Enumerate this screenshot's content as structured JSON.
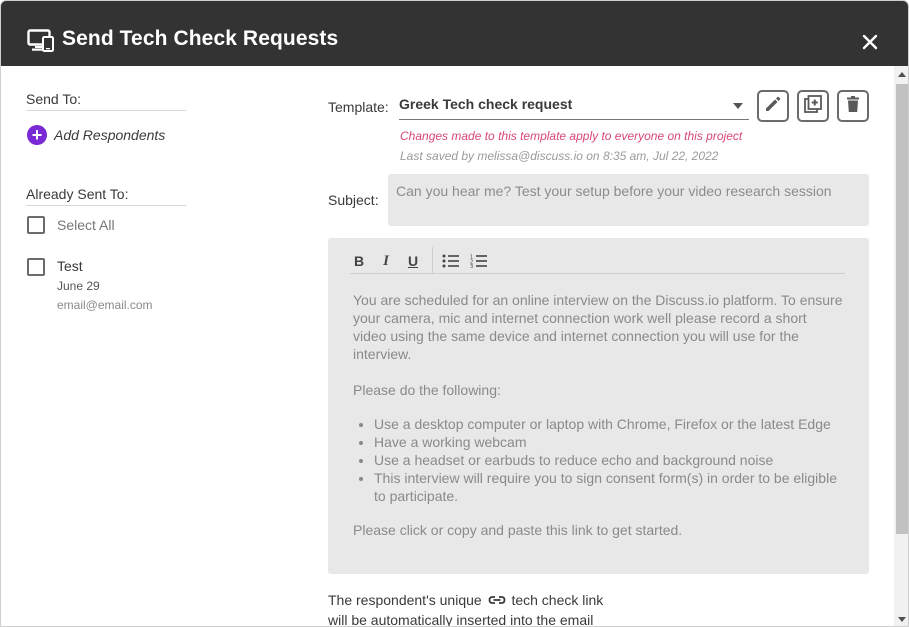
{
  "header": {
    "title": "Send Tech Check Requests",
    "icon": "monitor-check-icon",
    "close_icon": "close-icon"
  },
  "left": {
    "send_to_label": "Send To:",
    "add_respondents_label": "Add Respondents",
    "already_sent_label": "Already Sent To:",
    "select_all_label": "Select All",
    "recipients": [
      {
        "name": "Test",
        "date": "June 29",
        "email": "email@email.com",
        "checked": false
      }
    ]
  },
  "template": {
    "label": "Template:",
    "selected": "Greek Tech check request",
    "warning": "Changes made to this template apply to everyone on this project",
    "last_saved": "Last saved by melissa@discuss.io on 8:35 am, Jul 22, 2022",
    "buttons": [
      "edit-icon",
      "duplicate-icon",
      "trash-icon"
    ]
  },
  "subject": {
    "label": "Subject:",
    "placeholder": "Can you hear me? Test your setup before your video research session"
  },
  "editor": {
    "toolbar": [
      "B",
      "I",
      "U",
      "bulleted-list-icon",
      "numbered-list-icon"
    ],
    "para1": "You are scheduled for an online interview on the Discuss.io platform. To ensure your camera, mic and internet connection work well please record a short video using the same device and internet connection you will use for the interview.",
    "para2": "Please do the following:",
    "bullets": [
      "Use a desktop computer or laptop with Chrome, Firefox or the latest Edge",
      "Have a working webcam",
      "Use a headset or earbuds to reduce echo and background noise",
      "This interview will require you to sign consent form(s) in order to be eligible to participate."
    ],
    "para3": "Please click or copy and paste this link to get started."
  },
  "footer": {
    "text_before": "The respondent's unique",
    "text_after": "tech check link",
    "text_line2": "will be automatically inserted into the email"
  },
  "colors": {
    "header_bg": "#333333",
    "accent": "#7a2ad4",
    "warning": "#d9467a",
    "field_bg": "#e8e8e8"
  }
}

══════════════════════════════

» Request
Copy each line exactly, and leave the pictures out of your copy.

» Output
Enumerate this screenshot's content as structured JSON.
{
  "header": {
    "title": "Send Tech Check Requests",
    "icon": "monitor-check-icon",
    "close_icon": "close-icon"
  },
  "left": {
    "send_to_label": "Send To:",
    "add_respondents_label": "Add Respondents",
    "already_sent_label": "Already Sent To:",
    "select_all_label": "Select All",
    "recipients": [
      {
        "name": "Test",
        "date": "June 29",
        "email": "email@email.com",
        "checked": false
      }
    ]
  },
  "template": {
    "label": "Template:",
    "selected": "Greek Tech check request",
    "warning": "Changes made to this template apply to everyone on this project",
    "last_saved": "Last saved by melissa@discuss.io on 8:35 am, Jul 22, 2022",
    "buttons": [
      "edit-icon",
      "duplicate-icon",
      "trash-icon"
    ]
  },
  "subject": {
    "label": "Subject:",
    "placeholder": "Can you hear me? Test your setup before your video research session"
  },
  "editor": {
    "toolbar": [
      "B",
      "I",
      "U",
      "bulleted-list-icon",
      "numbered-list-icon"
    ],
    "para1": "You are scheduled for an online interview on the Discuss.io platform. To ensure your camera, mic and internet connection work well please record a short video using the same device and internet connection you will use for the interview.",
    "para2": "Please do the following:",
    "bullets": [
      "Use a desktop computer or laptop with Chrome, Firefox or the latest Edge",
      "Have a working webcam",
      "Use a headset or earbuds to reduce echo and background noise",
      "This interview will require you to sign consent form(s) in order to be eligible to participate."
    ],
    "para3": "Please click or copy and paste this link to get started."
  },
  "footer": {
    "text_before": "The respondent's unique",
    "text_after": "tech check link",
    "text_line2": "will be automatically inserted into the email"
  },
  "colors": {
    "header_bg": "#333333",
    "accent": "#7a2ad4",
    "warning": "#d9467a",
    "field_bg": "#e8e8e8"
  }
}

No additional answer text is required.